§ Required work: Reproduce the rows word for word, from the start of the records through the line containing "time-tick-label: 24 [318,536,328,546]", including that line.
* START Recorded information *
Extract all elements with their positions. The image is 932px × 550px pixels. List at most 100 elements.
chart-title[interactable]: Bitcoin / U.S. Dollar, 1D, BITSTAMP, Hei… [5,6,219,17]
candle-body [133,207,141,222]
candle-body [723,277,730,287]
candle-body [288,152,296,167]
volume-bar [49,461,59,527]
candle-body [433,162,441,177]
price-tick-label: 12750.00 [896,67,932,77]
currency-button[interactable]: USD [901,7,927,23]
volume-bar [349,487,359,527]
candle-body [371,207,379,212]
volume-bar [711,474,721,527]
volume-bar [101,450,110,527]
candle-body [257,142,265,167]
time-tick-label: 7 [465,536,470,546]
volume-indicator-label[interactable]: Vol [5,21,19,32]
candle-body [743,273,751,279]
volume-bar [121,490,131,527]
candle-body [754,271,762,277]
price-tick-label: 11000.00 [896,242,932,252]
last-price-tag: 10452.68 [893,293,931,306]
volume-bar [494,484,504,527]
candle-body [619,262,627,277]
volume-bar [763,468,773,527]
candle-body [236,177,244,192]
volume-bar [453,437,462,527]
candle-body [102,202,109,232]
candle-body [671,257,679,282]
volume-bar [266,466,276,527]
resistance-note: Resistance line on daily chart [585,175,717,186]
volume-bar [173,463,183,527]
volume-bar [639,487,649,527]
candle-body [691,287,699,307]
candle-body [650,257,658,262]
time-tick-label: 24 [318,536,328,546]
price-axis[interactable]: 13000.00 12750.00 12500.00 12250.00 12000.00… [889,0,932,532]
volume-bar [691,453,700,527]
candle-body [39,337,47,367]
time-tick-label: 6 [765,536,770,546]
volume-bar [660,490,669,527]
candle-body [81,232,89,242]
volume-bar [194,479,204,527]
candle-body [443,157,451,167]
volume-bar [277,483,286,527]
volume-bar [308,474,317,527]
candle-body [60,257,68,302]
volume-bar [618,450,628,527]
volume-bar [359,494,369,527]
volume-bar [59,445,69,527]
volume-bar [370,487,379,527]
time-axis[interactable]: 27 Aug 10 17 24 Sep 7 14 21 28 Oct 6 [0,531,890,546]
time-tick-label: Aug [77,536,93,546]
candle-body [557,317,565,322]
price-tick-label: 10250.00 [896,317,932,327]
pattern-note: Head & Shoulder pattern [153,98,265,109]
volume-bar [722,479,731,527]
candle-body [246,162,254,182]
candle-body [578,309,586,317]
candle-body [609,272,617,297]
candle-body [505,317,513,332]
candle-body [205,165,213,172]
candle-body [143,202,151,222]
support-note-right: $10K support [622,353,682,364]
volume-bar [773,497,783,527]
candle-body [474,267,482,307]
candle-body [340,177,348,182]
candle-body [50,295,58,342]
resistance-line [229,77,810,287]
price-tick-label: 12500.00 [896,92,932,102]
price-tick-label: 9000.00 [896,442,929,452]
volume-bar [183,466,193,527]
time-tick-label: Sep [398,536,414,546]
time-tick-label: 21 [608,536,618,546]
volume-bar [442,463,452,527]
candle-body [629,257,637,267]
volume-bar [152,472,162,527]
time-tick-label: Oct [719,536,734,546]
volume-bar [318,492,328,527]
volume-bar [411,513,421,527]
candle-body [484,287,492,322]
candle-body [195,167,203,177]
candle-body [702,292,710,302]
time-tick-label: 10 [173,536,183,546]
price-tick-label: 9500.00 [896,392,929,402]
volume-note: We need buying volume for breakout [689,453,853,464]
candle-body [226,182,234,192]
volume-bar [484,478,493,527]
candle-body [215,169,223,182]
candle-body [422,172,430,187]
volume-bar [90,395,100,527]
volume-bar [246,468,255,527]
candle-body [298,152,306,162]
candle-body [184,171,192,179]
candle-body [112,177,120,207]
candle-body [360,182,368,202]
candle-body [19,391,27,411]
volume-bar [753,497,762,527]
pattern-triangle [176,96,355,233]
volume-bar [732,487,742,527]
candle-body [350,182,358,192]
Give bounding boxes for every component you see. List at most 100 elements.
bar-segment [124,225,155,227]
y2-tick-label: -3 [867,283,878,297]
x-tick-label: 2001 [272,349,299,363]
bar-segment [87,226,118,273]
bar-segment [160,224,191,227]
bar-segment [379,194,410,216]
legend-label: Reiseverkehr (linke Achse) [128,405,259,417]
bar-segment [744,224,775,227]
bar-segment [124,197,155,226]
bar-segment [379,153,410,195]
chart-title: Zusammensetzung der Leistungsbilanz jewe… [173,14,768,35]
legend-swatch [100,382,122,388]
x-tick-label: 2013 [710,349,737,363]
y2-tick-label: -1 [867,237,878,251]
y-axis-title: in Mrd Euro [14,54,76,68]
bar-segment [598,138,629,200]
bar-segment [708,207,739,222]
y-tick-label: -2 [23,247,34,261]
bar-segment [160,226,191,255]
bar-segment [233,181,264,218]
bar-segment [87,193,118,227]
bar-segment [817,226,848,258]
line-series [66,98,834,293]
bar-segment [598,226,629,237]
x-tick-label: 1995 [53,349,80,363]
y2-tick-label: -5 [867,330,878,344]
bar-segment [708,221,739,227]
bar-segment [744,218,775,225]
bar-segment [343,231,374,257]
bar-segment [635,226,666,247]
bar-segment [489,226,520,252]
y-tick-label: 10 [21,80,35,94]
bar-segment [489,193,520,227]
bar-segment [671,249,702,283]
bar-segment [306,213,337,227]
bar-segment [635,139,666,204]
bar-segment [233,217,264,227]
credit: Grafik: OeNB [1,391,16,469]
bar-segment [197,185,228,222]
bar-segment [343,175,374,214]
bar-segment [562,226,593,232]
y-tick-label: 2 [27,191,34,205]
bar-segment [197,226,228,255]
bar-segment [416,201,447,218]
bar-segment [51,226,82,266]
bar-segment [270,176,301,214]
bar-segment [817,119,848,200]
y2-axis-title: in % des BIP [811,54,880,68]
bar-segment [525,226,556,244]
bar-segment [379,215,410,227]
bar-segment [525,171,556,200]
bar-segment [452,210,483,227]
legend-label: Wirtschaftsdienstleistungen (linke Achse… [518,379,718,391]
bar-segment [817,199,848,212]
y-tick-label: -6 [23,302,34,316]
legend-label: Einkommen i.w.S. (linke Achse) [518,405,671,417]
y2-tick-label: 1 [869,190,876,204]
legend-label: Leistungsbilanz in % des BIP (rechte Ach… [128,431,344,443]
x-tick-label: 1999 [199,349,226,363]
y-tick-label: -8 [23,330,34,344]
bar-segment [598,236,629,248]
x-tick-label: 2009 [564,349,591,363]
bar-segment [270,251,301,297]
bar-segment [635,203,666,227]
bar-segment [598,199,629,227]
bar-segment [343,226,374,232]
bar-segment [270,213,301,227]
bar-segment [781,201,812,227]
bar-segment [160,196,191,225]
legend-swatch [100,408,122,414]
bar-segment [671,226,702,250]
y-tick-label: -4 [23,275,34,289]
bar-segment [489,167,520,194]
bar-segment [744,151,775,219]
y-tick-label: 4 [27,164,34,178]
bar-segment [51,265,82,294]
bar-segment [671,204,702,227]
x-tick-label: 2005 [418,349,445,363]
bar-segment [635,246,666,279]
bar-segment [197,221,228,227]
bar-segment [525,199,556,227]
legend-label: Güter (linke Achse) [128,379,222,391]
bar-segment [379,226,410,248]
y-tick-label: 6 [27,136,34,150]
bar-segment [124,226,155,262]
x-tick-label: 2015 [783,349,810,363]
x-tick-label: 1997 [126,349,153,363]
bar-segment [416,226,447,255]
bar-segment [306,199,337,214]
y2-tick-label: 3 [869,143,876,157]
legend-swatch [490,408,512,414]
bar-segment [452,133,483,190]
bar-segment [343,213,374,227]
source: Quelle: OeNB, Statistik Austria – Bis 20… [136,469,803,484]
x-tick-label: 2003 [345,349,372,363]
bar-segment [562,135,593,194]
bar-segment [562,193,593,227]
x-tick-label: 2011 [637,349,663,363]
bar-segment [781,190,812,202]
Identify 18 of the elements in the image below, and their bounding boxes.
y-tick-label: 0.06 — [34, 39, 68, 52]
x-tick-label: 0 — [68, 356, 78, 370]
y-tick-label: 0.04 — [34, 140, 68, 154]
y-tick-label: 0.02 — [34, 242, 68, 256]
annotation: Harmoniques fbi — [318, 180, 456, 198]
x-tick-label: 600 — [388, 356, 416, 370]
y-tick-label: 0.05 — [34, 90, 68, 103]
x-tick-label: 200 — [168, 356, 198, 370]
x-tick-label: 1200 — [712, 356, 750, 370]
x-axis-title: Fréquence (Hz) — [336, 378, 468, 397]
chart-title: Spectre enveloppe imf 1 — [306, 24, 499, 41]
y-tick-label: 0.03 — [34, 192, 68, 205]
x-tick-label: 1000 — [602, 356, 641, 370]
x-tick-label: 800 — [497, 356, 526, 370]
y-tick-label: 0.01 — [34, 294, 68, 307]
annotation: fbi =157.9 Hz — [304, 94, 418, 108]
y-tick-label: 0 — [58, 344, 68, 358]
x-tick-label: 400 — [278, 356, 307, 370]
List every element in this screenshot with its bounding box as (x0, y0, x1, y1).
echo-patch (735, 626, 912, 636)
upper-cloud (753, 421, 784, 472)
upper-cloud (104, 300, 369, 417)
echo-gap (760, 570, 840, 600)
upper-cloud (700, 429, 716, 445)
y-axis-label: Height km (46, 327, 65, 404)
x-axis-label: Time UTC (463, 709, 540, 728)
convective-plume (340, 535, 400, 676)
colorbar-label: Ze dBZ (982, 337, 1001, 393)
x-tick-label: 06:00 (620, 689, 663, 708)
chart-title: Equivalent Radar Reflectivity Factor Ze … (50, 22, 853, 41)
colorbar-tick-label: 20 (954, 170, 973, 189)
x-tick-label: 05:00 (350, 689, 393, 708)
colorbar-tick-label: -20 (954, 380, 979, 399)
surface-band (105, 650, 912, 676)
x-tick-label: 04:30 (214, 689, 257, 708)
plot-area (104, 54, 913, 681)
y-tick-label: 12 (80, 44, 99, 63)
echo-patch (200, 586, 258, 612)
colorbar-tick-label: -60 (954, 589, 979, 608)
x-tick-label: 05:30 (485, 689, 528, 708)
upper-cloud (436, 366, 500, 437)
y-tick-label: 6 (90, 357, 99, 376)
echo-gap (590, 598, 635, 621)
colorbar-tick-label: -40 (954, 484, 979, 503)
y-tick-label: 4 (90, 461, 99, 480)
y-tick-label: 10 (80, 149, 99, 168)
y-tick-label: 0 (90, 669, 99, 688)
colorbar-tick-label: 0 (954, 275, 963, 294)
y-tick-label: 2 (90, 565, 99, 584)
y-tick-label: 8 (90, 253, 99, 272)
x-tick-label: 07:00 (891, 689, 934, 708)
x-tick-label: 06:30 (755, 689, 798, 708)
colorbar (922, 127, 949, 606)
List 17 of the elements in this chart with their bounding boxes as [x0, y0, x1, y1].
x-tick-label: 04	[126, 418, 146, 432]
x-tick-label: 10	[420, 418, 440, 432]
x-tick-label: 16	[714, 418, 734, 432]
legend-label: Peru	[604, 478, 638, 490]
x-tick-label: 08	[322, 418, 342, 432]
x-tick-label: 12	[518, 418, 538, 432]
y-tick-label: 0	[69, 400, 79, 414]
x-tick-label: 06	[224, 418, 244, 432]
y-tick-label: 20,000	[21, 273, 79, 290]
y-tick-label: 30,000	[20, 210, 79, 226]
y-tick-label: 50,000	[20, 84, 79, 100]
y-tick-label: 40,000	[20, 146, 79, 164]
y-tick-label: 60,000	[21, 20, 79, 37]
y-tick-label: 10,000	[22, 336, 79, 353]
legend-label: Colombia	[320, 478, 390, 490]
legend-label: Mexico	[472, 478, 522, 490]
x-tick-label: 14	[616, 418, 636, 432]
* END Recorded information *
§ Right answer:
Extract all elements with their positions. The image is 932px × 550px pixels. List at most 100 elements.
chart-title[interactable]: Bitcoin / U.S. Dollar, 1D, BITSTAMP, Hei… [5,6,219,17]
candle-body [133,207,141,222]
candle-body [723,277,730,287]
candle-body [288,152,296,167]
volume-bar [49,461,59,527]
candle-body [433,162,441,177]
price-tick-label: 12750.00 [896,67,932,77]
currency-button[interactable]: USD [901,7,927,23]
volume-bar [349,487,359,527]
candle-body [371,207,379,212]
volume-bar [711,474,721,527]
volume-bar [101,450,110,527]
candle-body [257,142,265,167]
time-tick-label: 7 [465,536,470,546]
volume-indicator-label[interactable]: Vol [5,21,19,32]
candle-body [743,273,751,279]
volume-bar [121,490,131,527]
candle-body [754,271,762,277]
price-tick-label: 11000.00 [896,242,932,252]
last-price-tag: 10452.68 [893,293,931,306]
volume-bar [494,484,504,527]
candle-body [619,262,627,277]
volume-bar [763,468,773,527]
candle-body [236,177,244,192]
volume-bar [453,437,462,527]
candle-body [102,202,109,232]
candle-body [671,257,679,282]
volume-bar [266,466,276,527]
resistance-note: Resistance line on daily chart [585,175,717,186]
volume-bar [173,463,183,527]
volume-bar [639,487,649,527]
candle-body [691,287,699,307]
candle-body [650,257,658,262]
time-tick-label: 24 [318,536,328,546]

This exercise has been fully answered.